What is needed
Each entry below is to be transcribed exactly.

(Raw records)
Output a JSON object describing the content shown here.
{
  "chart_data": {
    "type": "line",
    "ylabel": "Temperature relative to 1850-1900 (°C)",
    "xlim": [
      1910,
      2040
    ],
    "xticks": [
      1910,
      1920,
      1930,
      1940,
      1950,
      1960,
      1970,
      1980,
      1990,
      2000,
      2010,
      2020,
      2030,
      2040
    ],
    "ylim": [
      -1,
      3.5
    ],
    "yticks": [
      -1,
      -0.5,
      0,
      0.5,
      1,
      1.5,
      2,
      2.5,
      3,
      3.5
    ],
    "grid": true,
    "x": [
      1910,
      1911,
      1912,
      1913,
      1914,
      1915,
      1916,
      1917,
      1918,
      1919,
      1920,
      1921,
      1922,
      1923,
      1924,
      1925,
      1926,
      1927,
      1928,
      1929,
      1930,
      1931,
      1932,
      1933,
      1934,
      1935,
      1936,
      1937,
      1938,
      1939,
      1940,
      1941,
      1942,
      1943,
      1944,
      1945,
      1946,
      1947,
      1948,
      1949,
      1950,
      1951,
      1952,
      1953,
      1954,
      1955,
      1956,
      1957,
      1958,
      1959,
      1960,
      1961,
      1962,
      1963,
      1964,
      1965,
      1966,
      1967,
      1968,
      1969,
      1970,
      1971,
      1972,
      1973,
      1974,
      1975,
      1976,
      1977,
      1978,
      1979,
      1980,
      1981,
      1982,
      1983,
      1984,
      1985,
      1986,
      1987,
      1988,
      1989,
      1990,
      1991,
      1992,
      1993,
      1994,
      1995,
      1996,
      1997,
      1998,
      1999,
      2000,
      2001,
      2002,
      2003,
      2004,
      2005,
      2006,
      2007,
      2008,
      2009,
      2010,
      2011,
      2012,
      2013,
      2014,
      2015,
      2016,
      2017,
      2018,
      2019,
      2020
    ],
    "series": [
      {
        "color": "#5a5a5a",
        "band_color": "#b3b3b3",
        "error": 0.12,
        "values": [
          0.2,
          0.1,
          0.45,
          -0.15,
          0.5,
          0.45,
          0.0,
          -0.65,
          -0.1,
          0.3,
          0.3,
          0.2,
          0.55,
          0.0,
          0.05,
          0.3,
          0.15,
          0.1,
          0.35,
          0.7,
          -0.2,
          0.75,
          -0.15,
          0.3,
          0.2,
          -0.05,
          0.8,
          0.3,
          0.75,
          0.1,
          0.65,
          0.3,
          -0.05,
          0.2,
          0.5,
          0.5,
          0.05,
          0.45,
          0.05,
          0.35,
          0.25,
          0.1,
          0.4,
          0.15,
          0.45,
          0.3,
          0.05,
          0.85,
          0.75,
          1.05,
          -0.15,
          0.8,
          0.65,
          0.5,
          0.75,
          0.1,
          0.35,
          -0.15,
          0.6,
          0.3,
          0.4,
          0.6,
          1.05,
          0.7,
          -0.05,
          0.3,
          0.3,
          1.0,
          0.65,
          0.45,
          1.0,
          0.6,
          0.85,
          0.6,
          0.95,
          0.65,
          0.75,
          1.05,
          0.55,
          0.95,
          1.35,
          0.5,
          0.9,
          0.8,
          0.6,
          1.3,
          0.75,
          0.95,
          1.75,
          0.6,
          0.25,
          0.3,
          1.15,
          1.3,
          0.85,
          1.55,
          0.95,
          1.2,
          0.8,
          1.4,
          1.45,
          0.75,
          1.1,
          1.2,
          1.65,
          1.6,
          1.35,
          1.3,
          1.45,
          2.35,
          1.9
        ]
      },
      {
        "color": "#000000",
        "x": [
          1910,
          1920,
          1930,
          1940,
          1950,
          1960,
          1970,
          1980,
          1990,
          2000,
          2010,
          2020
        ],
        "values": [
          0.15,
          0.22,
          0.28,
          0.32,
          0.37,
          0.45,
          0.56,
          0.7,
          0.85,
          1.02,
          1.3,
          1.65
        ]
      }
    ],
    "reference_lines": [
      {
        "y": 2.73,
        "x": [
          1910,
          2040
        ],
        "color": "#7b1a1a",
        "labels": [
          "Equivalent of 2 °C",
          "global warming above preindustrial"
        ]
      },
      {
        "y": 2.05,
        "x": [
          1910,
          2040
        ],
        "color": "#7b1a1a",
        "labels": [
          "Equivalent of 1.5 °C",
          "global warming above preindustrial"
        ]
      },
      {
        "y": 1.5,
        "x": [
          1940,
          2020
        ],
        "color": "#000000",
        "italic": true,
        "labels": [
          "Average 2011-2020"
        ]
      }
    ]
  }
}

Solution to this exercise
Output a JSON object describing the content shown here.
{
  "chart_data": {
    "type": "line",
    "ylabel": "Temperature relative to 1850-1900 (°C)",
    "xlim": [
      1910,
      2040
    ],
    "xticks": [
      1910,
      1920,
      1930,
      1940,
      1950,
      1960,
      1970,
      1980,
      1990,
      2000,
      2010,
      2020,
      2030,
      2040
    ],
    "ylim": [
      -1,
      3.5
    ],
    "yticks": [
      -1,
      -0.5,
      0,
      0.5,
      1,
      1.5,
      2,
      2.5,
      3,
      3.5
    ],
    "grid": true,
    "x": [
      1910,
      1911,
      1912,
      1913,
      1914,
      1915,
      1916,
      1917,
      1918,
      1919,
      1920,
      1921,
      1922,
      1923,
      1924,
      1925,
      1926,
      1927,
      1928,
      1929,
      1930,
      1931,
      1932,
      1933,
      1934,
      1935,
      1936,
      1937,
      1938,
      1939,
      1940,
      1941,
      1942,
      1943,
      1944,
      1945,
      1946,
      1947,
      1948,
      1949,
      1950,
      1951,
      1952,
      1953,
      1954,
      1955,
      1956,
      1957,
      1958,
      1959,
      1960,
      1961,
      1962,
      1963,
      1964,
      1965,
      1966,
      1967,
      1968,
      1969,
      1970,
      1971,
      1972,
      1973,
      1974,
      1975,
      1976,
      1977,
      1978,
      1979,
      1980,
      1981,
      1982,
      1983,
      1984,
      1985,
      1986,
      1987,
      1988,
      1989,
      1990,
      1991,
      1992,
      1993,
      1994,
      1995,
      1996,
      1997,
      1998,
      1999,
      2000,
      2001,
      2002,
      2003,
      2004,
      2005,
      2006,
      2007,
      2008,
      2009,
      2010,
      2011,
      2012,
      2013,
      2014,
      2015,
      2016,
      2017,
      2018,
      2019,
      2020
    ],
    "series": [
      {
        "color": "#5a5a5a",
        "band_color": "#b3b3b3",
        "error": 0.12,
        "values": [
          0.2,
          0.1,
          0.45,
          -0.15,
          0.5,
          0.45,
          0.0,
          -0.65,
          -0.1,
          0.3,
          0.3,
          0.2,
          0.55,
          0.0,
          0.05,
          0.3,
          0.15,
          0.1,
          0.35,
          0.7,
          -0.2,
          0.75,
          -0.15,
          0.3,
          0.2,
          -0.05,
          0.8,
          0.3,
          0.75,
          0.1,
          0.65,
          0.3,
          -0.05,
          0.2,
          0.5,
          0.5,
          0.05,
          0.45,
          0.05,
          0.35,
          0.25,
          0.1,
          0.4,
          0.15,
          0.45,
          0.3,
          0.05,
          0.85,
          0.75,
          1.05,
          -0.15,
          0.8,
          0.65,
          0.5,
          0.75,
          0.1,
          0.35,
          -0.15,
          0.6,
          0.3,
          0.4,
          0.6,
          1.05,
          0.7,
          -0.05,
          0.3,
          0.3,
          1.0,
          0.65,
          0.45,
          1.0,
          0.6,
          0.85,
          0.6,
          0.95,
          0.65,
          0.75,
          1.05,
          0.55,
          0.95,
          1.35,
          0.5,
          0.9,
          0.8,
          0.6,
          1.3,
          0.75,
          0.95,
          1.75,
          0.6,
          0.25,
          0.3,
          1.15,
          1.3,
          0.85,
          1.55,
          0.95,
          1.2,
          0.8,
          1.4,
          1.45,
          0.75,
          1.1,
          1.2,
          1.65,
          1.6,
          1.35,
          1.3,
          1.45,
          2.35,
          1.9
        ]
      },
      {
        "color": "#000000",
        "x": [
          1910,
          1920,
          1930,
          1940,
          1950,
          1960,
          1970,
          1980,
          1990,
          2000,
          2010,
          2020
        ],
        "values": [
          0.15,
          0.22,
          0.28,
          0.32,
          0.37,
          0.45,
          0.56,
          0.7,
          0.85,
          1.02,
          1.3,
          1.65
        ]
      }
    ],
    "reference_lines": [
      {
        "y": 2.73,
        "x": [
          1910,
          2040
        ],
        "color": "#7b1a1a",
        "labels": [
          "Equivalent of 2 °C",
          "global warming above preindustrial"
        ]
      },
      {
        "y": 2.05,
        "x": [
          1910,
          2040
        ],
        "color": "#7b1a1a",
        "labels": [
          "Equivalent of 1.5 °C",
          "global warming above preindustrial"
        ]
      },
      {
        "y": 1.5,
        "x": [
          1940,
          2020
        ],
        "color": "#000000",
        "italic": true,
        "labels": [
          "Average 2011-2020"
        ]
      }
    ]
  }
}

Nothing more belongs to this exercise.